## Exercise objective
Reproduce the rows verbatim, beginning at the line that has "pass-ypa: 6.1 <box>1369 560 1554 612</box>" and stopping after the line that has "team-link[interactable]: Buffalo <box>28".

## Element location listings

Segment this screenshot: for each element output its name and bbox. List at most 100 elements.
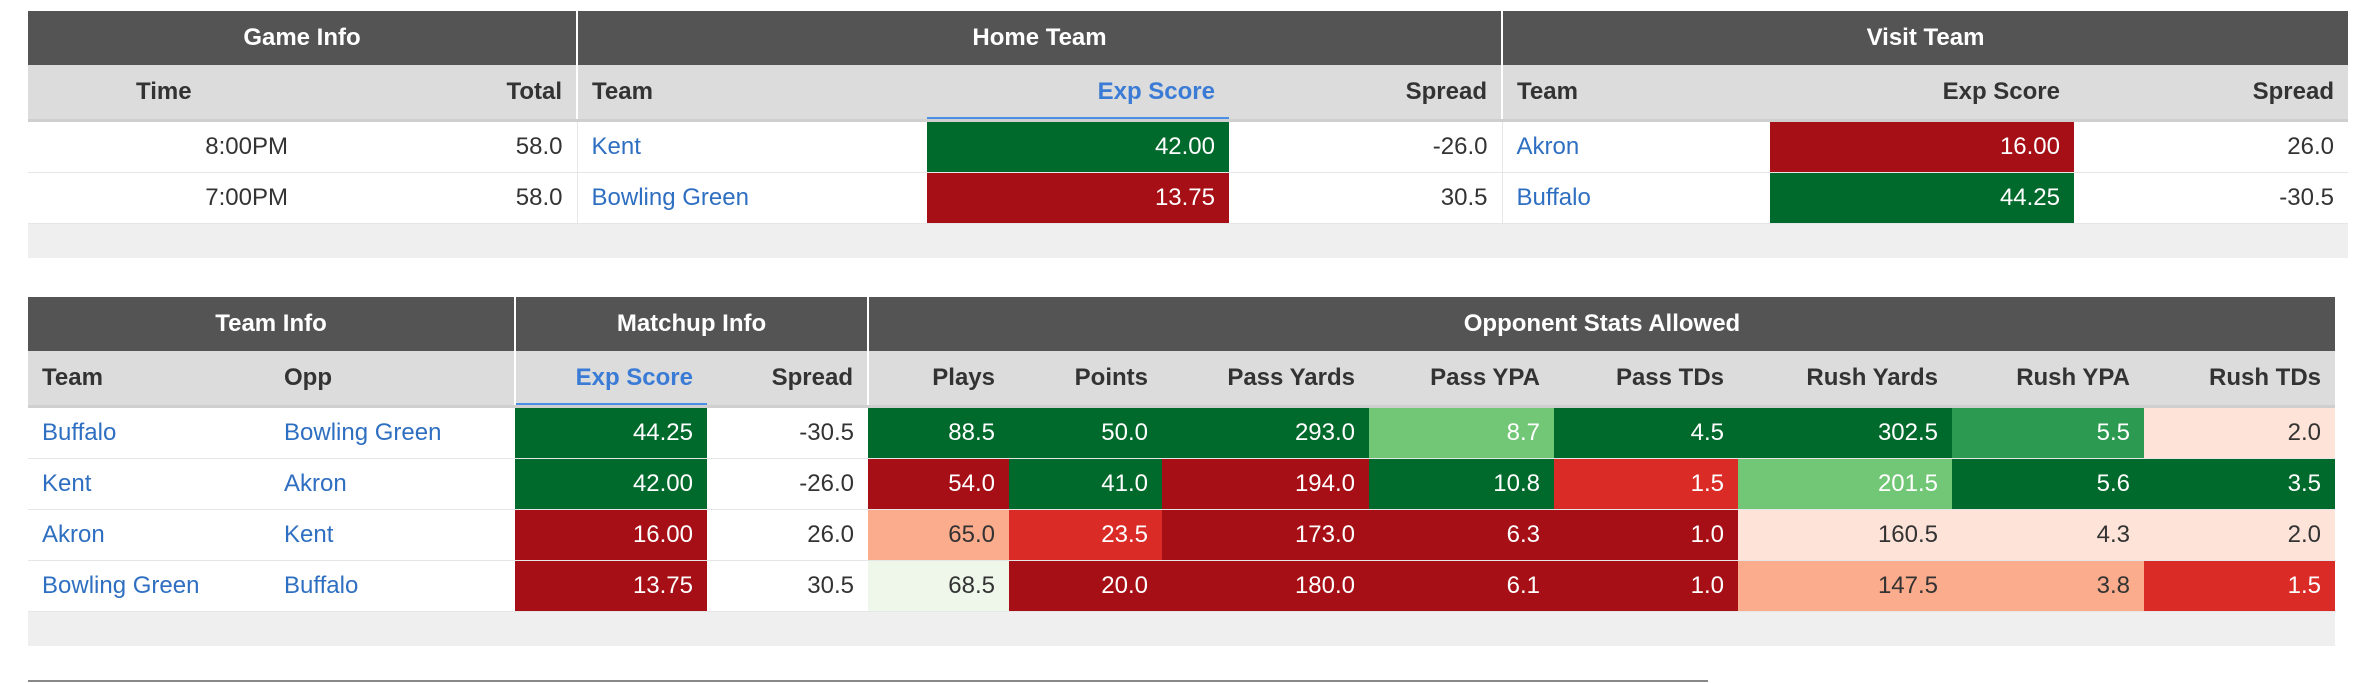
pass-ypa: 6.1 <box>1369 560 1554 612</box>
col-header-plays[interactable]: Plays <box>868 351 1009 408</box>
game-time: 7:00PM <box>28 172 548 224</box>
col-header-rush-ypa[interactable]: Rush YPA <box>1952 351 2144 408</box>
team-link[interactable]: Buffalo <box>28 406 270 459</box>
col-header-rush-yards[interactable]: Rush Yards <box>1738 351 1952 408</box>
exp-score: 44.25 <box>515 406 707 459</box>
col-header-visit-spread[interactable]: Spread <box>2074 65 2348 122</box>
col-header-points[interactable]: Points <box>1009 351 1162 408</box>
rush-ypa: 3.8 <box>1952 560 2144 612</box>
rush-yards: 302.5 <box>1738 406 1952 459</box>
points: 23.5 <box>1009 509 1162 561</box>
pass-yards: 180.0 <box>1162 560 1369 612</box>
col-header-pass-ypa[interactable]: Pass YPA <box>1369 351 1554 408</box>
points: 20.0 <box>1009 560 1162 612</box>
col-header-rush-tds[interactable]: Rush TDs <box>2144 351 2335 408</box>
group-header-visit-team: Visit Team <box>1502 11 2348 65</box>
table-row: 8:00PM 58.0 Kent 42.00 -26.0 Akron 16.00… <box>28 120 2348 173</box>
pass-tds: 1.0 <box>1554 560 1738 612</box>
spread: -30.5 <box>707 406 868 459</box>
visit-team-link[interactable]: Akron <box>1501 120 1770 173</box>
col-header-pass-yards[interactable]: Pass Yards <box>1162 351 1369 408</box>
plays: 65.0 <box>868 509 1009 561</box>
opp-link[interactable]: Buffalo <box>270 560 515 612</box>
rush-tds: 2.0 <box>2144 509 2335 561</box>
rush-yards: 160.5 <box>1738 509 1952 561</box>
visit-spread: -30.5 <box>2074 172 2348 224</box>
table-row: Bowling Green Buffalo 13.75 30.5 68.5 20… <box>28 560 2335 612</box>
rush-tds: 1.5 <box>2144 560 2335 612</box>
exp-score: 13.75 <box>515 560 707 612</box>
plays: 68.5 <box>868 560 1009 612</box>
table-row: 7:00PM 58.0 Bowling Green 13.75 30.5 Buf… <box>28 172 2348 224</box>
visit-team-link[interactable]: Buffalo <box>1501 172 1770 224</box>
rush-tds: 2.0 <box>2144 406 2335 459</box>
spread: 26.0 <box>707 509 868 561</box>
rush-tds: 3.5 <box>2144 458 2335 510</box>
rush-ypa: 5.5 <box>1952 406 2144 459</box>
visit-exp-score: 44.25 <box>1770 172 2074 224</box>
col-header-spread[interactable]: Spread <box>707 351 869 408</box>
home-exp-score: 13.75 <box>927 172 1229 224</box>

## Response
pass-ypa: 6.1 <box>1369 560 1554 612</box>
col-header-plays[interactable]: Plays <box>868 351 1009 408</box>
game-time: 7:00PM <box>28 172 548 224</box>
col-header-rush-ypa[interactable]: Rush YPA <box>1952 351 2144 408</box>
team-link[interactable]: Buffalo <box>28 406 270 459</box>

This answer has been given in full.